▶ Written problem
Your answer should be a single number: the count of lines holding the word "Statistics".

##### Extracted records

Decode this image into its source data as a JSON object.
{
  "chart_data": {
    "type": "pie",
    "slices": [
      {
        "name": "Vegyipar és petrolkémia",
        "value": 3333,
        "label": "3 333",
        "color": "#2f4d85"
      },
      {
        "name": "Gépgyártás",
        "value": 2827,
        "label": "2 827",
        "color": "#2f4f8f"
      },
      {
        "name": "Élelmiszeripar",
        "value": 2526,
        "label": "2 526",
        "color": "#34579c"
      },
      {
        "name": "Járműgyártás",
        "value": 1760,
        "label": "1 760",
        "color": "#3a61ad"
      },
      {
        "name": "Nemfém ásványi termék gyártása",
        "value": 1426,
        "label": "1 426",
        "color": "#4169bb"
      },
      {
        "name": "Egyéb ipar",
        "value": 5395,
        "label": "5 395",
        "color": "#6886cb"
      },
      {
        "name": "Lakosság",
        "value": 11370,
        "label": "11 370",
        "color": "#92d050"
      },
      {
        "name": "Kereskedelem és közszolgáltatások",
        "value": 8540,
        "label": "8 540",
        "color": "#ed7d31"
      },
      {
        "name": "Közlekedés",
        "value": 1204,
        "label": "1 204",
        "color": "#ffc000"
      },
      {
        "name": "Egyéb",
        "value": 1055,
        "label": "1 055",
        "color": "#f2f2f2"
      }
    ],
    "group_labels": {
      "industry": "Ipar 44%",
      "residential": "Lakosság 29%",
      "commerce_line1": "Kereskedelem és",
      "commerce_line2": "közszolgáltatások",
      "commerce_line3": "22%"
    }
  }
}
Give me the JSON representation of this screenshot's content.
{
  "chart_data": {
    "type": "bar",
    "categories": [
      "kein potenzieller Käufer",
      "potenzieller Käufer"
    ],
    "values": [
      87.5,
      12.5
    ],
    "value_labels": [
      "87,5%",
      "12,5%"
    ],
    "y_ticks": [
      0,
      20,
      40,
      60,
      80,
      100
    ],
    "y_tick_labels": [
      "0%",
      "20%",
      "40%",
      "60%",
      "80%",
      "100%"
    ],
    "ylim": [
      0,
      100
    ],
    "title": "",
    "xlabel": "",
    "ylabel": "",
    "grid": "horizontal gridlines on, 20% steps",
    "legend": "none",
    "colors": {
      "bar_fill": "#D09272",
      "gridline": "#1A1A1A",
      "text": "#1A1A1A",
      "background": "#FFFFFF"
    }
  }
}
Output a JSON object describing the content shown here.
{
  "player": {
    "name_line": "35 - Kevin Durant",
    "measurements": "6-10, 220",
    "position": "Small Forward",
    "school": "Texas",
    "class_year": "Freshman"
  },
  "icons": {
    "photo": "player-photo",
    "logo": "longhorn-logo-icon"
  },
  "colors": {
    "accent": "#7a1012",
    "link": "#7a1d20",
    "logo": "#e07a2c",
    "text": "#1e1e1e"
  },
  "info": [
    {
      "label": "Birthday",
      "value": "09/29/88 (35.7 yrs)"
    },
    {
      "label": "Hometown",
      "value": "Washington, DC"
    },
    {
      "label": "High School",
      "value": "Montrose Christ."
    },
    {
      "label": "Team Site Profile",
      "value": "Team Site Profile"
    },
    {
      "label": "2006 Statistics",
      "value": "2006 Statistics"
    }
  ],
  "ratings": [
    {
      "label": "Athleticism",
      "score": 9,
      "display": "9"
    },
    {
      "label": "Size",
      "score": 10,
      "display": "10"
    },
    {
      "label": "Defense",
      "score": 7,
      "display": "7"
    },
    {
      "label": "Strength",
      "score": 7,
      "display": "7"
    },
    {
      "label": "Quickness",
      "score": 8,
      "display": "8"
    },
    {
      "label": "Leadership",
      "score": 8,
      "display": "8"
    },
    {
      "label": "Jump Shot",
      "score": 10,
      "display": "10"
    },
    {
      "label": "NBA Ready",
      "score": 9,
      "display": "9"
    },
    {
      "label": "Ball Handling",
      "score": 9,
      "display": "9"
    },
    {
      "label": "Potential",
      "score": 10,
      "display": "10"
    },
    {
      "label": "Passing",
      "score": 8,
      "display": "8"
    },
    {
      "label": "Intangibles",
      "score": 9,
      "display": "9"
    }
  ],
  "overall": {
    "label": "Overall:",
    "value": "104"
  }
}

##########

▶ Output of the exercise
2